• WHAT IS NEEDED: Exactly reproduce each line of the listing that follows.

(Records that describe figures)
----

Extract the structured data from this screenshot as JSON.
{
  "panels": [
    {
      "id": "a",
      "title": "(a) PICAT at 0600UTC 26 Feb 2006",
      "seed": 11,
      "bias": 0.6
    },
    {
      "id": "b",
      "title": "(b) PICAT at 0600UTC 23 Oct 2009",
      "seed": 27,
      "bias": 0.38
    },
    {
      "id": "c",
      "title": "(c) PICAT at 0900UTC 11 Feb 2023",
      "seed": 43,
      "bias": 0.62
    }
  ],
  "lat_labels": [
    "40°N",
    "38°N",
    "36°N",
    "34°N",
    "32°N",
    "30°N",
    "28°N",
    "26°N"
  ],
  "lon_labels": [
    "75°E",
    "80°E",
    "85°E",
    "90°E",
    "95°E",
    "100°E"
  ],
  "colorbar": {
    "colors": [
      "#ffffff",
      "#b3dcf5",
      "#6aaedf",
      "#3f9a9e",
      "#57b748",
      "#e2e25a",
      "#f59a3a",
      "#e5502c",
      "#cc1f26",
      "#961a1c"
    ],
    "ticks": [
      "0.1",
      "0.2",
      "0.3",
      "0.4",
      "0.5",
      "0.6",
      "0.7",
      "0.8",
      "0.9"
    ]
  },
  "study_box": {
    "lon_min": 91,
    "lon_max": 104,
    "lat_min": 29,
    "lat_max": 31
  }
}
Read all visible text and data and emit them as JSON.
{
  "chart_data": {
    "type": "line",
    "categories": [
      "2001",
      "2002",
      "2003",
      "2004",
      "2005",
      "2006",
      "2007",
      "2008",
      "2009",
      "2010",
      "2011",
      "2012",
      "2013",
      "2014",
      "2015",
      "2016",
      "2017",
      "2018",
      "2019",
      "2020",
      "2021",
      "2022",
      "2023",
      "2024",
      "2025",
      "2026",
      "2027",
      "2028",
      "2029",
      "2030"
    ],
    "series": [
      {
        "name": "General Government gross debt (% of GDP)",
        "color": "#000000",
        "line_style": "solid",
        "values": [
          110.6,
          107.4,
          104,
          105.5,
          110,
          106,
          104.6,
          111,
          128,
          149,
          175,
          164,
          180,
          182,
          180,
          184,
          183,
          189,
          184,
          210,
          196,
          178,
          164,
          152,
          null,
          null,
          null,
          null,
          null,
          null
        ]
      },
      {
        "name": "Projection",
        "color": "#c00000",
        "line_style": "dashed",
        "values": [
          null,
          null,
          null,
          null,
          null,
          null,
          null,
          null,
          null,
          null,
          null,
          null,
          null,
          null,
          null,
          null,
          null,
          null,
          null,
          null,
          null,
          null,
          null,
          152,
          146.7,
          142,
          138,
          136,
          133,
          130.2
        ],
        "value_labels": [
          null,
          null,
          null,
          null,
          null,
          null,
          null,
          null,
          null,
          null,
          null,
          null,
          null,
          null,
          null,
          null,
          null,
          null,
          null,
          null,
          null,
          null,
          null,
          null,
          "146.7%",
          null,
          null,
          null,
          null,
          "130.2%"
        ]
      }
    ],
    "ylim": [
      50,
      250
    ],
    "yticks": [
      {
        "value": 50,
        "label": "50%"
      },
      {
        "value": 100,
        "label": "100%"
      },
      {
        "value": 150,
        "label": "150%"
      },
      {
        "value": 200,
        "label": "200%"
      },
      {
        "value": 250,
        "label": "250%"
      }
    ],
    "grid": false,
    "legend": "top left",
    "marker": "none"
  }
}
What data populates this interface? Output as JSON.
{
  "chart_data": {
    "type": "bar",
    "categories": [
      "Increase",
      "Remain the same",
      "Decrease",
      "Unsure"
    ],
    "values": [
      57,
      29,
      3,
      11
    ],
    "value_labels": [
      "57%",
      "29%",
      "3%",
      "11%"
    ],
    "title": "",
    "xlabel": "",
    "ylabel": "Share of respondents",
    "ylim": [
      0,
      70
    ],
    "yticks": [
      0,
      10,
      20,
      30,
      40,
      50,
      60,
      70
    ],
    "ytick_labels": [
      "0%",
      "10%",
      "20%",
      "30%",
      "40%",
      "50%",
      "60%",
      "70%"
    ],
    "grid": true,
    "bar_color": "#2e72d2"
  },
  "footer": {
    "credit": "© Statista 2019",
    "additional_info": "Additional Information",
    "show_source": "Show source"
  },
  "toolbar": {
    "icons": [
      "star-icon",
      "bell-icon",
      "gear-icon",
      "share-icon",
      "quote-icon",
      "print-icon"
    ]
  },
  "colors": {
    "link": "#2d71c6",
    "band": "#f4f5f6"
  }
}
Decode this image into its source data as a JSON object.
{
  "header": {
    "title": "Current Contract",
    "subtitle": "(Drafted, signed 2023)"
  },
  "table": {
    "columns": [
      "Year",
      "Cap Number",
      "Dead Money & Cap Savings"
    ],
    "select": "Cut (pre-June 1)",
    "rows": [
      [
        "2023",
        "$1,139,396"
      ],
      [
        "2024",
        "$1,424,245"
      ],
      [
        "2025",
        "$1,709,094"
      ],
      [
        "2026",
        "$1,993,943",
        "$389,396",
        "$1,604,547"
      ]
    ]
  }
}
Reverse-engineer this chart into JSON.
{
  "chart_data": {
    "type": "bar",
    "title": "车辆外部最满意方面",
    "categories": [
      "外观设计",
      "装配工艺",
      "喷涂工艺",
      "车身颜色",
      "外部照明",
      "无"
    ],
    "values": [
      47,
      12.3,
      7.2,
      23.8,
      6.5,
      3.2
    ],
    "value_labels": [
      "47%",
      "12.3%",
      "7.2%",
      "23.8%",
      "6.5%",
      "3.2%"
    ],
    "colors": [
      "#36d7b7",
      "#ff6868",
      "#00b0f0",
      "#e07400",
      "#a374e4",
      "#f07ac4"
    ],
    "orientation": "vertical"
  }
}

----

• WRITTEN SOLUTION:
Extract the structured data from this screenshot as JSON.
{
  "panels": [
    {
      "id": "a",
      "title": "(a) PICAT at 0600UTC 26 Feb 2006",
      "seed": 11,
      "bias": 0.6
    },
    {
      "id": "b",
      "title": "(b) PICAT at 0600UTC 23 Oct 2009",
      "seed": 27,
      "bias": 0.38
    },
    {
      "id": "c",
      "title": "(c) PICAT at 0900UTC 11 Feb 2023",
      "seed": 43,
      "bias": 0.62
    }
  ],
  "lat_labels": [
    "40°N",
    "38°N",
    "36°N",
    "34°N",
    "32°N",
    "30°N",
    "28°N",
    "26°N"
  ],
  "lon_labels": [
    "75°E",
    "80°E",
    "85°E",
    "90°E",
    "95°E",
    "100°E"
  ],
  "colorbar": {
    "colors": [
      "#ffffff",
      "#b3dcf5",
      "#6aaedf",
      "#3f9a9e",
      "#57b748",
      "#e2e25a",
      "#f59a3a",
      "#e5502c",
      "#cc1f26",
      "#961a1c"
    ],
    "ticks": [
      "0.1",
      "0.2",
      "0.3",
      "0.4",
      "0.5",
      "0.6",
      "0.7",
      "0.8",
      "0.9"
    ]
  },
  "study_box": {
    "lon_min": 91,
    "lon_max": 104,
    "lat_min": 29,
    "lat_max": 31
  }
}
Read all visible text and data and emit them as JSON.
{
  "chart_data": {
    "type": "line",
    "categories": [
      "2001",
      "2002",
      "2003",
      "2004",
      "2005",
      "2006",
      "2007",
      "2008",
      "2009",
      "2010",
      "2011",
      "2012",
      "2013",
      "2014",
      "2015",
      "2016",
      "2017",
      "2018",
      "2019",
      "2020",
      "2021",
      "2022",
      "2023",
      "2024",
      "2025",
      "2026",
      "2027",
      "2028",
      "2029",
      "2030"
    ],
    "series": [
      {
        "name": "General Government gross debt (% of GDP)",
        "color": "#000000",
        "line_style": "solid",
        "values": [
          110.6,
          107.4,
          104,
          105.5,
          110,
          106,
          104.6,
          111,
          128,
          149,
          175,
          164,
          180,
          182,
          180,
          184,
          183,
          189,
          184,
          210,
          196,
          178,
          164,
          152,
          null,
          null,
          null,
          null,
          null,
          null
        ]
      },
      {
        "name": "Projection",
        "color": "#c00000",
        "line_style": "dashed",
        "values": [
          null,
          null,
          null,
          null,
          null,
          null,
          null,
          null,
          null,
          null,
          null,
          null,
          null,
          null,
          null,
          null,
          null,
          null,
          null,
          null,
          null,
          null,
          null,
          152,
          146.7,
          142,
          138,
          136,
          133,
          130.2
        ],
        "value_labels": [
          null,
          null,
          null,
          null,
          null,
          null,
          null,
          null,
          null,
          null,
          null,
          null,
          null,
          null,
          null,
          null,
          null,
          null,
          null,
          null,
          null,
          null,
          null,
          null,
          "146.7%",
          null,
          null,
          null,
          null,
          "130.2%"
        ]
      }
    ],
    "ylim": [
      50,
      250
    ],
    "yticks": [
      {
        "value": 50,
        "label": "50%"
      },
      {
        "value": 100,
        "label": "100%"
      },
      {
        "value": 150,
        "label": "150%"
      },
      {
        "value": 200,
        "label": "200%"
      },
      {
        "value": 250,
        "label": "250%"
      }
    ],
    "grid": false,
    "legend": "top left",
    "marker": "none"
  }
}
What data populates this interface? Output as JSON.
{
  "chart_data": {
    "type": "bar",
    "categories": [
      "Increase",
      "Remain the same",
      "Decrease",
      "Unsure"
    ],
    "values": [
      57,
      29,
      3,
      11
    ],
    "value_labels": [
      "57%",
      "29%",
      "3%",
      "11%"
    ],
    "title": "",
    "xlabel": "",
    "ylabel": "Share of respondents",
    "ylim": [
      0,
      70
    ],
    "yticks": [
      0,
      10,
      20,
      30,
      40,
      50,
      60,
      70
    ],
    "ytick_labels": [
      "0%",
      "10%",
      "20%",
      "30%",
      "40%",
      "50%",
      "60%",
      "70%"
    ],
    "grid": true,
    "bar_color": "#2e72d2"
  },
  "footer": {
    "credit": "© Statista 2019",
    "additional_info": "Additional Information",
    "show_source": "Show source"
  },
  "toolbar": {
    "icons": [
      "star-icon",
      "bell-icon",
      "gear-icon",
      "share-icon",
      "quote-icon",
      "print-icon"
    ]
  },
  "colors": {
    "link": "#2d71c6",
    "band": "#f4f5f6"
  }
}
Decode this image into its source data as a JSON object.
{
  "header": {
    "title": "Current Contract",
    "subtitle": "(Drafted, signed 2023)"
  },
  "table": {
    "columns": [
      "Year",
      "Cap Number",
      "Dead Money & Cap Savings"
    ],
    "select": "Cut (pre-June 1)",
    "rows": [
      [
        "2023",
        "$1,139,396"
      ],
      [
        "2024",
        "$1,424,245"
      ],
      [
        "2025",
        "$1,709,094"
      ],
      [
        "2026",
        "$1,993,943",
        "$389,396",
        "$1,604,547"
      ]
    ]
  }
}
Reverse-engineer this chart into JSON.
{
  "chart_data": {
    "type": "bar",
    "title": "车辆外部最满意方面",
    "categories": [
      "外观设计",
      "装配工艺",
      "喷涂工艺",
      "车身颜色",
      "外部照明",
      "无"
    ],
    "values": [
      47,
      12.3,
      7.2,
      23.8,
      6.5,
      3.2
    ],
    "value_labels": [
      "47%",
      "12.3%",
      "7.2%",
      "23.8%",
      "6.5%",
      "3.2%"
    ],
    "colors": [
      "#36d7b7",
      "#ff6868",
      "#00b0f0",
      "#e07400",
      "#a374e4",
      "#f07ac4"
    ],
    "orientation": "vertical"
  }
}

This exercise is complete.